### Objective
Gather every line below where "this" appears.

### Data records
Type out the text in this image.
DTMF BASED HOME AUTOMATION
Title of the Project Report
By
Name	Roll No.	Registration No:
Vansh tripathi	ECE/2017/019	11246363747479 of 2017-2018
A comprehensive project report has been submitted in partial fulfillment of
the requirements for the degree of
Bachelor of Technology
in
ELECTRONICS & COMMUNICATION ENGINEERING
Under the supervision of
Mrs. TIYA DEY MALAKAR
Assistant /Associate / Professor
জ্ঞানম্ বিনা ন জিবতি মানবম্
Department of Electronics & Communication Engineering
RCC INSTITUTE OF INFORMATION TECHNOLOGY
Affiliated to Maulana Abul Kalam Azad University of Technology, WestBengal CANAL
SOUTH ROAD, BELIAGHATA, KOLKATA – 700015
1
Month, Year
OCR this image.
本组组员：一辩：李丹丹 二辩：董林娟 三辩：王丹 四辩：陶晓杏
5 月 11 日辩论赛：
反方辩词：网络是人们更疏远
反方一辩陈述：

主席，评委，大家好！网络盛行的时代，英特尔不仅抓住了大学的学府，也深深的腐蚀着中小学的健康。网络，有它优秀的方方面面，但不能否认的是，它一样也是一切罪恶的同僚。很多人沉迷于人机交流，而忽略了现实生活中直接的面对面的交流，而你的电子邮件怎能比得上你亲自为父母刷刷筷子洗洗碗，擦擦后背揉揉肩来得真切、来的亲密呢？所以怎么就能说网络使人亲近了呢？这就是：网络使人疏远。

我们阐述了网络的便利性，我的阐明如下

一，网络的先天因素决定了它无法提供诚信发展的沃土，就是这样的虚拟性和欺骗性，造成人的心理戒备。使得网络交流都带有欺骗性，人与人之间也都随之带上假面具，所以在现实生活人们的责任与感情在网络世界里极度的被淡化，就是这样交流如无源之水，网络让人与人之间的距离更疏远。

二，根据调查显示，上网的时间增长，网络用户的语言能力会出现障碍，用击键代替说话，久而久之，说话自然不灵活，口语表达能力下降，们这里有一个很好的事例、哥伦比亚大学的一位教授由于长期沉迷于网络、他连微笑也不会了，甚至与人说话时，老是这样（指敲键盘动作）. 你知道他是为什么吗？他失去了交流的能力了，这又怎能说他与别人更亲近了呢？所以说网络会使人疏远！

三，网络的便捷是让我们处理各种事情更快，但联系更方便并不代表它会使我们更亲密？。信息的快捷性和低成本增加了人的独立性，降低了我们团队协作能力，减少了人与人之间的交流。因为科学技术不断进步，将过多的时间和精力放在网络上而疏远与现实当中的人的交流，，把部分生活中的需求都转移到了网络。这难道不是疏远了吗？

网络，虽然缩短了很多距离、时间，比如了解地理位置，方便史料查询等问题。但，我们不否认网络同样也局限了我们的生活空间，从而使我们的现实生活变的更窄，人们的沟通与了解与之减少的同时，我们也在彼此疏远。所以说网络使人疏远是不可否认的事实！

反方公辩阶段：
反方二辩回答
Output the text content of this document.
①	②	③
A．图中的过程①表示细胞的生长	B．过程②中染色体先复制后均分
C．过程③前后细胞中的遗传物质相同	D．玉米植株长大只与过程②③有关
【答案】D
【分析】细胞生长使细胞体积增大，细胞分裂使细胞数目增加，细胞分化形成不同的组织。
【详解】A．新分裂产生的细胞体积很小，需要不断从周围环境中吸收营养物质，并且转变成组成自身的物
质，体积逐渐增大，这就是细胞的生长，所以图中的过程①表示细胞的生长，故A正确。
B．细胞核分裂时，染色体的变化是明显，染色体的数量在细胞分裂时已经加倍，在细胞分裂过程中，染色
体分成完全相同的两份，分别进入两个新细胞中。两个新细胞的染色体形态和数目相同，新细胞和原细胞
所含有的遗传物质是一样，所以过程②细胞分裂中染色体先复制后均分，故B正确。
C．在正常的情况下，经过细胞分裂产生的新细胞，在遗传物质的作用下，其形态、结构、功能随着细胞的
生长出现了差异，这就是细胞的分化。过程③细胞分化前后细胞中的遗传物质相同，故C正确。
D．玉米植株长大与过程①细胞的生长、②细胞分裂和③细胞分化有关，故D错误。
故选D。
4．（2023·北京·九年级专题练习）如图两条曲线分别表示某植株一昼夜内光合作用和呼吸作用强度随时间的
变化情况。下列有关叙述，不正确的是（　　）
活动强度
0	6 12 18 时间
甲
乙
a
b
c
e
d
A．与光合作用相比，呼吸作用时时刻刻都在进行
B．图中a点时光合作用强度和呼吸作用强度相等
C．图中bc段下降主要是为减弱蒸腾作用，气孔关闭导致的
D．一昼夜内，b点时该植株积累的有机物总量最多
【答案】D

### Full answer
Type out the text in this image.
OCR this image.
Output the text content of this document.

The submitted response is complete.